Problem requirements ::
Repeat every line of the material, character for character.

-.-.-

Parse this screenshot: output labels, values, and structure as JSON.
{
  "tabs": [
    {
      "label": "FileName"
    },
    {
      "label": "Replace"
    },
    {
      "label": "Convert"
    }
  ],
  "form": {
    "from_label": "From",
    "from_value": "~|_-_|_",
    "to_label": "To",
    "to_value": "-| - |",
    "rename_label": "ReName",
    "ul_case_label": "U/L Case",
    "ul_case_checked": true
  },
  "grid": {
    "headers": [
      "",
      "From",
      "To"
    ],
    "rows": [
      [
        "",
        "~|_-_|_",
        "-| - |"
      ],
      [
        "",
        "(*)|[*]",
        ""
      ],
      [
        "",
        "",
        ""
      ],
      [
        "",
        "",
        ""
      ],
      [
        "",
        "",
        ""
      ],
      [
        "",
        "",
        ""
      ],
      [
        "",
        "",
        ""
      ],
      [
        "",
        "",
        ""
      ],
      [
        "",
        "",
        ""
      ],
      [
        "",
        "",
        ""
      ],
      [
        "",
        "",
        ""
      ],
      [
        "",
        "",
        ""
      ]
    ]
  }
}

-.-.-

Final answer ::
Parse this screenshot: output labels, values, and structure as JSON.
{
  "tabs": [
    {
      "label": "FileName"
    },
    {
      "label": "Replace"
    },
    {
      "label": "Convert"
    }
  ],
  "form": {
    "from_label": "From",
    "from_value": "~|_-_|_",
    "to_label": "To",
    "to_value": "-| - |",
    "rename_label": "ReName",
    "ul_case_label": "U/L Case",
    "ul_case_checked": true
  },
  "grid": {
    "headers": [
      "",
      "From",
      "To"
    ],
    "rows": [
      [
        "",
        "~|_-_|_",
        "-| - |"
      ],
      [
        "",
        "(*)|[*]",
        ""
      ],
      [
        "",
        "",
        ""
      ],
      [
        "",
        "",
        ""
      ],
      [
        "",
        "",
        ""
      ],
      [
        "",
        "",
        ""
      ],
      [
        "",
        "",
        ""
      ],
      [
        "",
        "",
        ""
      ],
      [
        "",
        "",
        ""
      ],
      [
        "",
        "",
        ""
      ],
      [
        "",
        "",
        ""
      ],
      [
        "",
        "",
        ""
      ]
    ]
  }
}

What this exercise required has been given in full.